→ What you are asked to do:
Below is a block of records: output all of them exactly and leave out the pictures.

— Begin Dataset extract —

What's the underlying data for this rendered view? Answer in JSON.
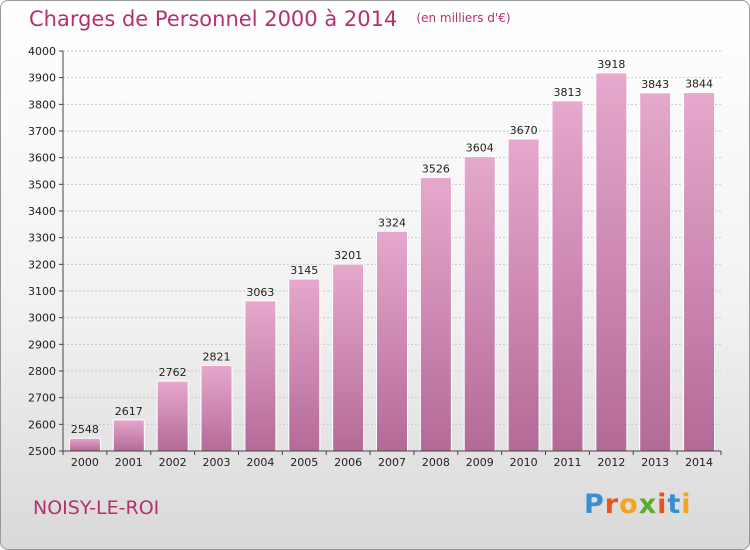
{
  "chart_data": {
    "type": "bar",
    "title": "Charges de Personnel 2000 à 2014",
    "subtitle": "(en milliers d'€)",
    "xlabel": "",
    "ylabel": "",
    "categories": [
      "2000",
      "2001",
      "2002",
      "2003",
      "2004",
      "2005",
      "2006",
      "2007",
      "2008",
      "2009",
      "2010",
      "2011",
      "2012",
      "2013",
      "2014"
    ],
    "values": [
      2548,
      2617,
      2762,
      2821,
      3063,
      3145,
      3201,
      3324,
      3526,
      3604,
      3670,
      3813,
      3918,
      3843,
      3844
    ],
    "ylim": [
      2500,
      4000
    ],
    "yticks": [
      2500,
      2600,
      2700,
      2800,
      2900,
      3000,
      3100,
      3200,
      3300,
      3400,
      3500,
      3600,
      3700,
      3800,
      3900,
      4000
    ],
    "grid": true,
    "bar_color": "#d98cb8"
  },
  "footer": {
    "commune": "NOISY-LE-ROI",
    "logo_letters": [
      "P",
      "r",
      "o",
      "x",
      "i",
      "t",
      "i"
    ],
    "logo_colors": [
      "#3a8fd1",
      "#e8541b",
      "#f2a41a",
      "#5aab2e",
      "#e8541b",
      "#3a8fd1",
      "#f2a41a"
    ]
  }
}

— End Dataset extract —

→ Response to the task:
What's the underlying data for this rendered view? Answer in JSON.
{
  "chart_data": {
    "type": "bar",
    "title": "Charges de Personnel 2000 à 2014",
    "subtitle": "(en milliers d'€)",
    "xlabel": "",
    "ylabel": "",
    "categories": [
      "2000",
      "2001",
      "2002",
      "2003",
      "2004",
      "2005",
      "2006",
      "2007",
      "2008",
      "2009",
      "2010",
      "2011",
      "2012",
      "2013",
      "2014"
    ],
    "values": [
      2548,
      2617,
      2762,
      2821,
      3063,
      3145,
      3201,
      3324,
      3526,
      3604,
      3670,
      3813,
      3918,
      3843,
      3844
    ],
    "ylim": [
      2500,
      4000
    ],
    "yticks": [
      2500,
      2600,
      2700,
      2800,
      2900,
      3000,
      3100,
      3200,
      3300,
      3400,
      3500,
      3600,
      3700,
      3800,
      3900,
      4000
    ],
    "grid": true,
    "bar_color": "#d98cb8"
  },
  "footer": {
    "commune": "NOISY-LE-ROI",
    "logo_letters": [
      "P",
      "r",
      "o",
      "x",
      "i",
      "t",
      "i"
    ],
    "logo_colors": [
      "#3a8fd1",
      "#e8541b",
      "#f2a41a",
      "#5aab2e",
      "#e8541b",
      "#3a8fd1",
      "#f2a41a"
    ]
  }
}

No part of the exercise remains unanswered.